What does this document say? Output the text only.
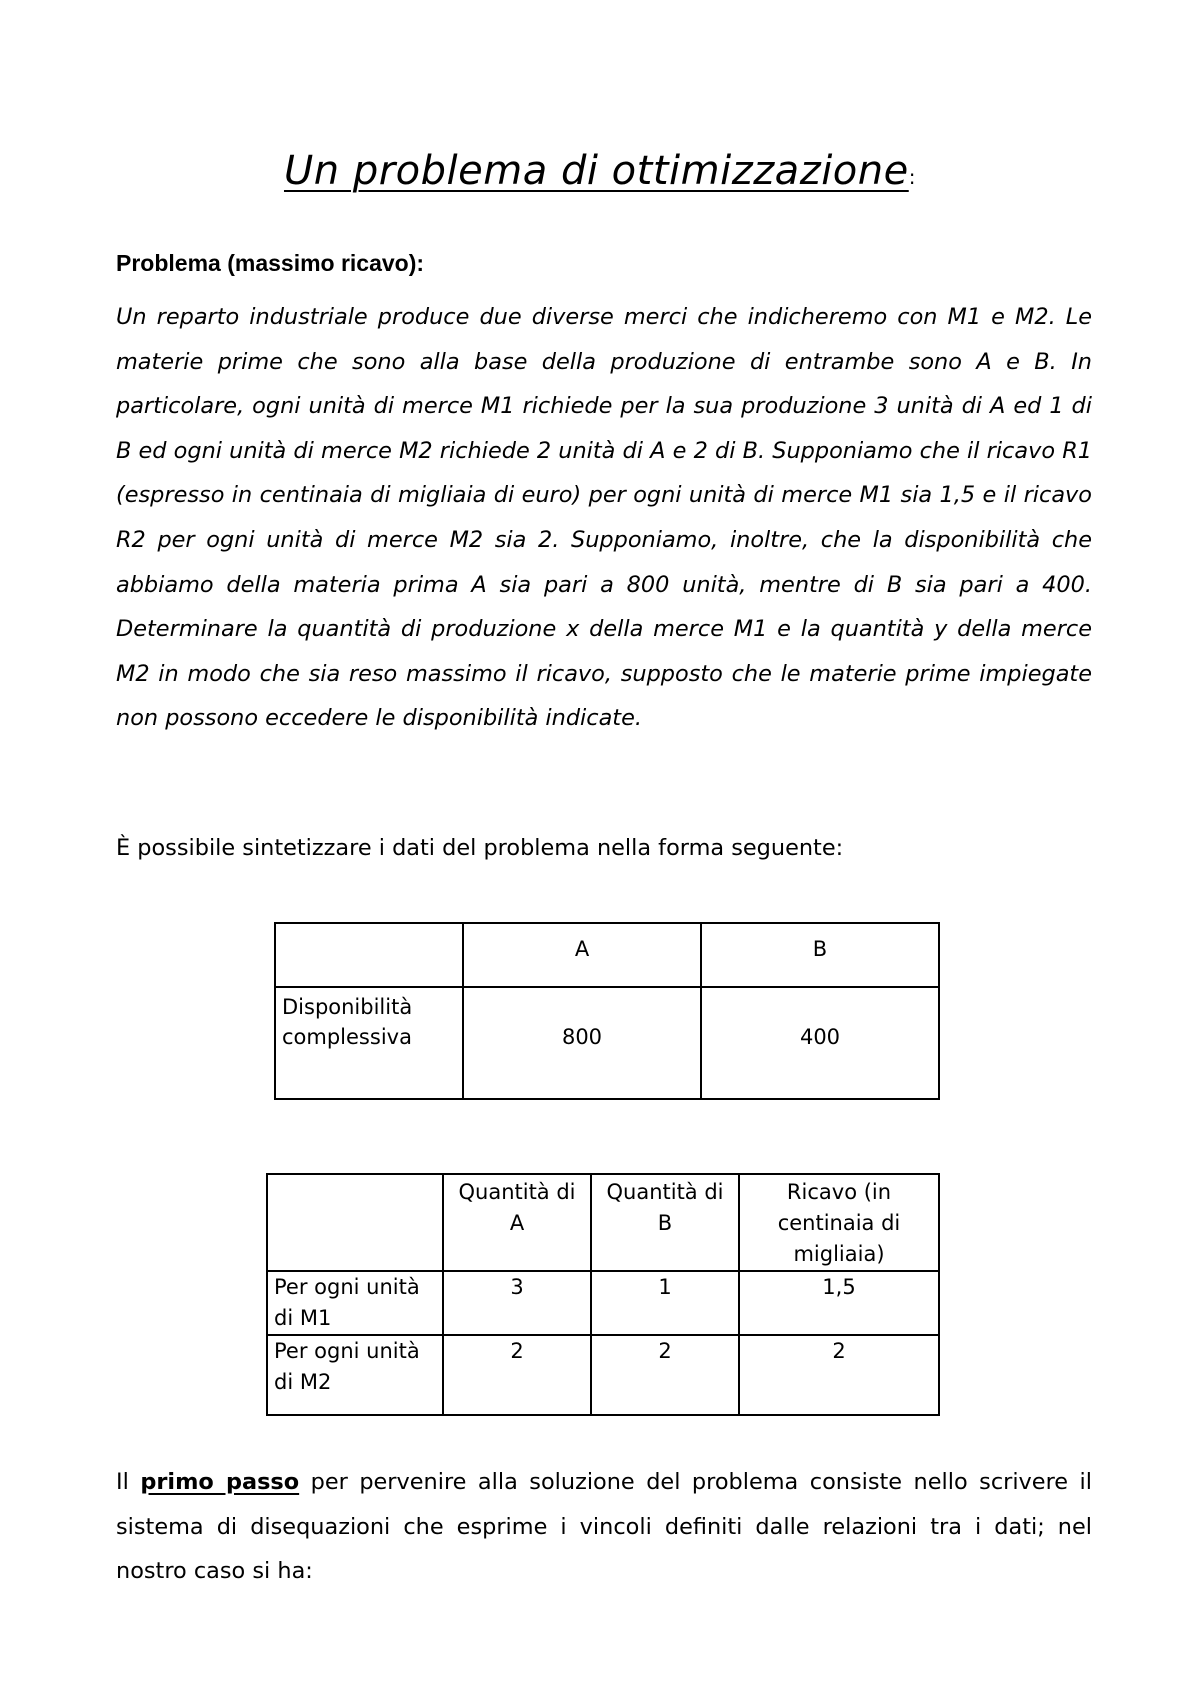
Un problema di ottimizzazione:
Problema (massimo ricavo):
Un reparto industriale produce due diverse merci che indicheremo con M1 e M2. Le materie prime che sono alla base della produzione di entrambe sono A e B. In particolare, ogni unità di merce M1 richiede per la sua produzione 3 unità di A ed 1 di B ed ogni unità di merce M2 richiede 2 unità di A e 2 di B. Supponiamo che il ricavo R1 (espresso in centinaia di migliaia di euro) per ogni unità di merce M1 sia 1,5 e il ricavo R2 per ogni unità di merce M2 sia 2. Supponiamo, inoltre, che la disponibilità che abbiamo della materia prima A sia pari a 800 unità, mentre di B sia pari a 400. Determinare la quantità di produzione x della merce M1 e la quantità y della merce M2 in modo che sia reso massimo il ricavo, supposto che le materie prime impiegate non possono eccedere le disponibilità indicate.
È possibile sintetizzare i dati del problema nella forma seguente:
	A	B
Disponibilità complessiva	800	400
	Quantità di A	Quantità di B	Ricavo (in centinaia di migliaia)
Per ogni unità di M1	3	1	1,5
Per ogni unità di M2	2	2	2
Il primo passo per pervenire alla soluzione del problema consiste nello scrivere il sistema di disequazioni che esprime i vincoli definiti dalle relazioni tra i dati; nel nostro caso si ha:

▶ DIRECTIVE:
Copy each line of the listing that includes "dati".

▶ FULL OUTPUT:
È possibile sintetizzare i dati del problema nella forma seguente:
Il primo passo per pervenire alla soluzione del problema consiste nello scrivere il sistema di disequazioni che esprime i vincoli definiti dalle relazioni tra i dati; nel nostro caso si ha:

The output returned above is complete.